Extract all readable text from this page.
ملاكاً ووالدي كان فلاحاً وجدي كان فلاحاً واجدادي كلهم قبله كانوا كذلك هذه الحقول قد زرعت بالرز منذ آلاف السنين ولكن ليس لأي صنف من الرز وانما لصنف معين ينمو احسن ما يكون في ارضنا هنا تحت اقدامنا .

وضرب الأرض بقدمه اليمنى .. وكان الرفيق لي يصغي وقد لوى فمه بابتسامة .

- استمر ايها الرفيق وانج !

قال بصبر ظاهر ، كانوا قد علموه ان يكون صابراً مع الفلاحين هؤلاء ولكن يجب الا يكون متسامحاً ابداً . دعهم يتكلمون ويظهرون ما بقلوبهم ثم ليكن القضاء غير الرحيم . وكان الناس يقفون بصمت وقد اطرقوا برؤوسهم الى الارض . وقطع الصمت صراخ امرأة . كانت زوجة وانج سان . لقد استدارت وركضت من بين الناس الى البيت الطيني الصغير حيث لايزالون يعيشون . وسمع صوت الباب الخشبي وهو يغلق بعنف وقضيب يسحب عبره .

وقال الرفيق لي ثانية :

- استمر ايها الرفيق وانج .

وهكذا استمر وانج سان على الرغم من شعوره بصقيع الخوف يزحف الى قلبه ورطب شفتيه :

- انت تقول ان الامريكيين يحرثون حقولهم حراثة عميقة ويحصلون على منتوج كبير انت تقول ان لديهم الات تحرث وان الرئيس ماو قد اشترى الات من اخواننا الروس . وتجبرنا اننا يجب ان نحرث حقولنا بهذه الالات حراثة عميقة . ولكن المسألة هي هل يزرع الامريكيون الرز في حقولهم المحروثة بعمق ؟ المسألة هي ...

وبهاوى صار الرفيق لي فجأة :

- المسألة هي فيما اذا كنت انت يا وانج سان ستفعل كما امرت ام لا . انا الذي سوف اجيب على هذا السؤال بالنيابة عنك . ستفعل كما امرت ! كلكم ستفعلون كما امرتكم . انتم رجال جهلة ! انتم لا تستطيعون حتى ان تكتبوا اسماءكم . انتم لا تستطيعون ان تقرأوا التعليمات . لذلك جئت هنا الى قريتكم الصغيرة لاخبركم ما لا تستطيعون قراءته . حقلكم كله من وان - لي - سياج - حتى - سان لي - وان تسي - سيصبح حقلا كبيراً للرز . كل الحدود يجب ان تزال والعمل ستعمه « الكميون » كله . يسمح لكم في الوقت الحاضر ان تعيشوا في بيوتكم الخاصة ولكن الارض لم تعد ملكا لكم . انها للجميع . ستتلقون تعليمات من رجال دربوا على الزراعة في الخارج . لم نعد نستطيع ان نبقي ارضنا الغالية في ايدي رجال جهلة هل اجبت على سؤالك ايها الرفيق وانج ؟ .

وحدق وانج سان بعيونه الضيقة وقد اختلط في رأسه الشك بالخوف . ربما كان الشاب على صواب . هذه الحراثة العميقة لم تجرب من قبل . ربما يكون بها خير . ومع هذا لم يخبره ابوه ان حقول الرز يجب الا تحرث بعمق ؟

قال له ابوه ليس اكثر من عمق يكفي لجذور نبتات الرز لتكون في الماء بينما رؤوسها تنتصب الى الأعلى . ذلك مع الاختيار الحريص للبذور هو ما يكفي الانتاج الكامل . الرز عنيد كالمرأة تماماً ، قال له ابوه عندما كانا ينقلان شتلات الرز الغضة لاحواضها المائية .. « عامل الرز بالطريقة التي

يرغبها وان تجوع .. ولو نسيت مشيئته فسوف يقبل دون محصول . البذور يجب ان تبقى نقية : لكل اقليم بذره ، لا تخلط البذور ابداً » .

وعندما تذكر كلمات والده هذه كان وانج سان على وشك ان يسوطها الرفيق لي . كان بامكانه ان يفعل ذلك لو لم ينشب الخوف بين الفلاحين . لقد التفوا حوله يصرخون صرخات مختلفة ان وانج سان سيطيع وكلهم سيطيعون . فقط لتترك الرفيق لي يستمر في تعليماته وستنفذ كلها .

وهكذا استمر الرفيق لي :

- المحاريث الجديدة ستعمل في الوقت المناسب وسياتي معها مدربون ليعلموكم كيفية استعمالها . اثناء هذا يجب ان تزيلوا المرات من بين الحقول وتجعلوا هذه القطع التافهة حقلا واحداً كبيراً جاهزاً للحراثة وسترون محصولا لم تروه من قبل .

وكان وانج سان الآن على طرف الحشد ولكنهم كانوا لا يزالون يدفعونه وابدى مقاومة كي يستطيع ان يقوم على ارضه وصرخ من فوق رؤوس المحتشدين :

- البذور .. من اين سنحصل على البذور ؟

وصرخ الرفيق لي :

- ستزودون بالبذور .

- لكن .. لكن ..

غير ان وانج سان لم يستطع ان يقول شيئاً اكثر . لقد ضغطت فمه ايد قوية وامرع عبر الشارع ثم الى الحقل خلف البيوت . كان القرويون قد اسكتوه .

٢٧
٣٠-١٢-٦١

***

THE PROBLEM: Return each line of the listing that holds the string "الوقت".

THE RESPONSE:
- المسألة هي فيما اذا كنت انت يا وانج سان ستفعل كما امرت ام لا . انا الذي سوف اجيب على هذا السؤال بالنيابة عنك . ستفعل كما امرت ! كلكم ستفعلون كما امرتكم . انتم رجال جهلة ! انتم لا تستطيعون حتى ان تكتبوا اسماءكم . انتم لا تستطيعون ان تقرأوا التعليمات . لذلك جئت هنا الى قريتكم الصغيرة لاخبركم ما لا تستطيعون قراءته . حقلكم كله من وان - لي - سياج - حتى - سان لي - وان تسي - سيصبح حقلا كبيراً للرز . كل الحدود يجب ان تزال والعمل ستعمه « الكميون » كله . يسمح لكم في الوقت الحاضر ان تعيشوا في بيوتكم الخاصة ولكن الارض لم تعد ملكا لكم . انها للجميع . ستتلقون تعليمات من رجال دربوا على الزراعة في الخارج . لم نعد نستطيع ان نبقي ارضنا الغالية في ايدي رجال جهلة هل اجبت على سؤالك ايها الرفيق وانج ؟ .
- المحاريث الجديدة ستعمل في الوقت المناسب وسياتي معها مدربون ليعلموكم كيفية استعمالها . اثناء هذا يجب ان تزيلوا المرات من بين الحقول وتجعلوا هذه القطع التافهة حقلا واحداً كبيراً جاهزاً للحراثة وسترون محصولا لم تروه من قبل .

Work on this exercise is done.